Pull out each line of the data that includes the word "characterisation".
--- Start Data to process ---
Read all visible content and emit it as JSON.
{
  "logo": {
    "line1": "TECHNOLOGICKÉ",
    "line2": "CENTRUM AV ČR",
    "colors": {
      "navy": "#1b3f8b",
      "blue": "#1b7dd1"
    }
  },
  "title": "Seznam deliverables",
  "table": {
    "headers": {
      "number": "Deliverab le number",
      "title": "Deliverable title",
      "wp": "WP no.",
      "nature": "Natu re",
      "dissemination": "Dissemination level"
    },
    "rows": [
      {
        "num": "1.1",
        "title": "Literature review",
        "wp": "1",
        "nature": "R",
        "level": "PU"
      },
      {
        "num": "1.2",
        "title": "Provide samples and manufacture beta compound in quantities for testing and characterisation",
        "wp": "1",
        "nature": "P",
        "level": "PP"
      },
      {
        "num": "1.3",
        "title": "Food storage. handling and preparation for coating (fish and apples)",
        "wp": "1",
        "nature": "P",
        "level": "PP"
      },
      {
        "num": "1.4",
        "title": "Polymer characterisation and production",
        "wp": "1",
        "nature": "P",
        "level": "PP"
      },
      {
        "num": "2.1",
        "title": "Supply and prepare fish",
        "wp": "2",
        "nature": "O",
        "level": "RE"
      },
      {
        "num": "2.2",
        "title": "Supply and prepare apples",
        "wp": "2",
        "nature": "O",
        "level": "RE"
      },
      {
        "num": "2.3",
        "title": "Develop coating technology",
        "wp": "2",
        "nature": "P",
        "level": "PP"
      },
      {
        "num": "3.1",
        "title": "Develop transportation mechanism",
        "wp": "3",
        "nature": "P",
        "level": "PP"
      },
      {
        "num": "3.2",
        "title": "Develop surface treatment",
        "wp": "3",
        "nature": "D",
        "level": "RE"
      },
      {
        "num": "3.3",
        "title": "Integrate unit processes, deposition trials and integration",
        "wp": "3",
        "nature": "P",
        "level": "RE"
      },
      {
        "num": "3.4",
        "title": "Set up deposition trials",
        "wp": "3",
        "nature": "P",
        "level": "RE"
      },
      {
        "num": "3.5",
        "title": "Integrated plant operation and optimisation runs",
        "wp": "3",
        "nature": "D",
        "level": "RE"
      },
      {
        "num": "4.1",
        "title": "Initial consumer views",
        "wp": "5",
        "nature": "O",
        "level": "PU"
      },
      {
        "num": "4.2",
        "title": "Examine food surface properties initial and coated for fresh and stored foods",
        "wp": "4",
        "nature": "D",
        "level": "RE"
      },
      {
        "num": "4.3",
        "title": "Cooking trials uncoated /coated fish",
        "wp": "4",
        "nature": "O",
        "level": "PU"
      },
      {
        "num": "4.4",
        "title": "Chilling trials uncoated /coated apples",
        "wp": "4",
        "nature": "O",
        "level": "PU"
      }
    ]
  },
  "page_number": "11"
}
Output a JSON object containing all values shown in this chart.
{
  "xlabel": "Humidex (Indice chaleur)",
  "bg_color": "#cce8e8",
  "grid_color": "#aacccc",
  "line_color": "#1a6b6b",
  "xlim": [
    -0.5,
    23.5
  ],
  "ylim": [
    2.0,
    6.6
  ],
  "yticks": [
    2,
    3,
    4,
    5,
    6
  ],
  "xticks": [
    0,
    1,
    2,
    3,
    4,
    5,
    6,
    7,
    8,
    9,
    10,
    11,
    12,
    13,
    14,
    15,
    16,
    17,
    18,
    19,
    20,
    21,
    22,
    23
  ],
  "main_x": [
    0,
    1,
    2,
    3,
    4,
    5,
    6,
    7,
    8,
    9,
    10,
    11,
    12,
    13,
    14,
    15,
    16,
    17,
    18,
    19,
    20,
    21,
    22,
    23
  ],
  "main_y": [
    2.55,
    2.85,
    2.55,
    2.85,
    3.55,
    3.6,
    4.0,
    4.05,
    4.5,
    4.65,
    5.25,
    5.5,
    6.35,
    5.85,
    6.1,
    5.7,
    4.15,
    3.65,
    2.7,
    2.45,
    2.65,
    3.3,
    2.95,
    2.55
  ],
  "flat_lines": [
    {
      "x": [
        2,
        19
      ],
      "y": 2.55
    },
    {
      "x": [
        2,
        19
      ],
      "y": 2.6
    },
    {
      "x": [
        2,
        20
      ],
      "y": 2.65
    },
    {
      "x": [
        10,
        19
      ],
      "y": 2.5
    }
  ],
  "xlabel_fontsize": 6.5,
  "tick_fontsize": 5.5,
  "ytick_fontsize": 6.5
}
--- End Data to process ---
--- Start Data to process ---
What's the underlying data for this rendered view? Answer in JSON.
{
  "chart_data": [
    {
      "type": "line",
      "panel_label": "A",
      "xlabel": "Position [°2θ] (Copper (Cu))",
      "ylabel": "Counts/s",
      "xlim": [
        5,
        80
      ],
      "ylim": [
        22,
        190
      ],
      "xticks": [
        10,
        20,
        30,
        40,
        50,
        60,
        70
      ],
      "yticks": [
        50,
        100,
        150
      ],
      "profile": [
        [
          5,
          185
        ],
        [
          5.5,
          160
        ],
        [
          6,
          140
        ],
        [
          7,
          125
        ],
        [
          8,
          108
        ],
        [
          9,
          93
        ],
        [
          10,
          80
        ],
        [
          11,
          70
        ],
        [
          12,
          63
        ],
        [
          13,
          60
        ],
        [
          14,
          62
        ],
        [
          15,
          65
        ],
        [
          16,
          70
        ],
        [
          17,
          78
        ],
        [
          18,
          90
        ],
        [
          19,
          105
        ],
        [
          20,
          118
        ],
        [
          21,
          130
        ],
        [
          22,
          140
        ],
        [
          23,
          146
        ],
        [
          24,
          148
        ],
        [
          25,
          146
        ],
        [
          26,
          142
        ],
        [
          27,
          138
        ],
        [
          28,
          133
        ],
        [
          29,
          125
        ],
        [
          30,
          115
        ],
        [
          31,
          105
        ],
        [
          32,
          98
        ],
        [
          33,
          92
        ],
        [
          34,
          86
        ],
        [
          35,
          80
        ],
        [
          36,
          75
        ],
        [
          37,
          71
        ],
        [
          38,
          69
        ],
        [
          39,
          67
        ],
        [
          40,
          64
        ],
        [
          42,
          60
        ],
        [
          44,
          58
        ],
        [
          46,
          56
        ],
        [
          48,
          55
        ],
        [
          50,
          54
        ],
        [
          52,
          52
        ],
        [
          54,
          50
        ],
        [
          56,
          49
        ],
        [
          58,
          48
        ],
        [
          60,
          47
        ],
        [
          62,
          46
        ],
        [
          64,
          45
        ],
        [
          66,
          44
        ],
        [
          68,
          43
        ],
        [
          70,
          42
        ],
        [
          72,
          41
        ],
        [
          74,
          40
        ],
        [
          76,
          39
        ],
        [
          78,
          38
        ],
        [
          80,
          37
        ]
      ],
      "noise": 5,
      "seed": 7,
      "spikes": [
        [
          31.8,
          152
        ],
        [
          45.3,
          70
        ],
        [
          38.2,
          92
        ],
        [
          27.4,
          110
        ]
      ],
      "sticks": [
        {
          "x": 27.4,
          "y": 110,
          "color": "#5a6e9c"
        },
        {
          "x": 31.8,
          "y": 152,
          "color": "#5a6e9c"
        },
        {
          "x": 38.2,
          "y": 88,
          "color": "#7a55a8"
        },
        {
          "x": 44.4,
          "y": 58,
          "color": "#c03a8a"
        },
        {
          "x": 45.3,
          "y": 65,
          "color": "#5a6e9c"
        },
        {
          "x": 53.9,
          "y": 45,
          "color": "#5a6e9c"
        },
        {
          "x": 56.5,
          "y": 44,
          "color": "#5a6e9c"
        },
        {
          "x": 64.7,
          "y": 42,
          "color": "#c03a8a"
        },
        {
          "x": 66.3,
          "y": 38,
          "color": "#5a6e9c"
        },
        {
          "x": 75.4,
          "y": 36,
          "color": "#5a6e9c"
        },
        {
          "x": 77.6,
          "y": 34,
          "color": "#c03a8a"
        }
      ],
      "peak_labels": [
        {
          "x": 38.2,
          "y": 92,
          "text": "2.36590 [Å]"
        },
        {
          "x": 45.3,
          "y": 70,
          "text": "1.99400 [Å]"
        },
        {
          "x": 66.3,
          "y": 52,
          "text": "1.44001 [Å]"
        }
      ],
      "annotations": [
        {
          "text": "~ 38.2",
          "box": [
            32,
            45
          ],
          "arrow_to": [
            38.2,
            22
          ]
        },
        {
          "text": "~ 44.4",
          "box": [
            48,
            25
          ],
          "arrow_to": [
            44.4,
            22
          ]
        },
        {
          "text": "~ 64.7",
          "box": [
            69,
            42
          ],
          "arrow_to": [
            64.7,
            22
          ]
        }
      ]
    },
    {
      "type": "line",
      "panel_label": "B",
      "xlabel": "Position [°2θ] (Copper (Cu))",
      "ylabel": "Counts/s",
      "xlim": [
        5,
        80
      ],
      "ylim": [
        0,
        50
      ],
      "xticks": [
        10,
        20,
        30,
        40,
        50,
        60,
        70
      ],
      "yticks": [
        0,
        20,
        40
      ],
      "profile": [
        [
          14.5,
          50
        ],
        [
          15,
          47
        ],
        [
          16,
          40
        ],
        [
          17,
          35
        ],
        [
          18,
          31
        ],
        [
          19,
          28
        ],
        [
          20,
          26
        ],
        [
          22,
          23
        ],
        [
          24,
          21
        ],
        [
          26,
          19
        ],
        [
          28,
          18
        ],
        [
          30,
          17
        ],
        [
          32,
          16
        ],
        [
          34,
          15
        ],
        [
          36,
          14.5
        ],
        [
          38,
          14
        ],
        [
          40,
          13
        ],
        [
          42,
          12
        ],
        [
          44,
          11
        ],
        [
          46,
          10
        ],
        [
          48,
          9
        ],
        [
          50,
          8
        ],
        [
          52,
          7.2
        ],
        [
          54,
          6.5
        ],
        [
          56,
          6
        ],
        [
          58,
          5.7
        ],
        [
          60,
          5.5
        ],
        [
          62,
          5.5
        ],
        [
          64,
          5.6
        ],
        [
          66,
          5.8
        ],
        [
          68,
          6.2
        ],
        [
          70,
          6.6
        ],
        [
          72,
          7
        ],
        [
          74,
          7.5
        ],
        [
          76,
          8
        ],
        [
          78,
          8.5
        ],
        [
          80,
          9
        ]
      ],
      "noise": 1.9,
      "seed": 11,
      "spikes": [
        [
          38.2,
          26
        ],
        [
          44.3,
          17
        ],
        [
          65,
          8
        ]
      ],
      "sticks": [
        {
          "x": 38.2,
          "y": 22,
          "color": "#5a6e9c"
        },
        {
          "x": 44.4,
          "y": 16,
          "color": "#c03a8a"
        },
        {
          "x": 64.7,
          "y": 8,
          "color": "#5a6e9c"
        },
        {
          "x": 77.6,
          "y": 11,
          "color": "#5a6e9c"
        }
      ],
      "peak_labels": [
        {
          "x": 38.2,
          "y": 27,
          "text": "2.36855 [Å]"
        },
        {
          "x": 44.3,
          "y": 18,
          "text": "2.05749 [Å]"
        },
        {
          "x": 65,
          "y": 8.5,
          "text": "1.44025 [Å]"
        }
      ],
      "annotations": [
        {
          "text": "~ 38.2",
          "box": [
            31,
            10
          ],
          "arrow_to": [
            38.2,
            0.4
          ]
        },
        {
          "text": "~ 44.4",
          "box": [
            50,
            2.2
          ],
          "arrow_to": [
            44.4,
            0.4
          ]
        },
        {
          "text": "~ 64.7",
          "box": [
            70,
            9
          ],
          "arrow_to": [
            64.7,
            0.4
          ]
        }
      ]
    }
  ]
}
--- End Data to process ---
■ The completed task
        "title": "Provide samples and manufacture beta compound in quantities for testing and characterisation",
        "title": "Polymer characterisation and production",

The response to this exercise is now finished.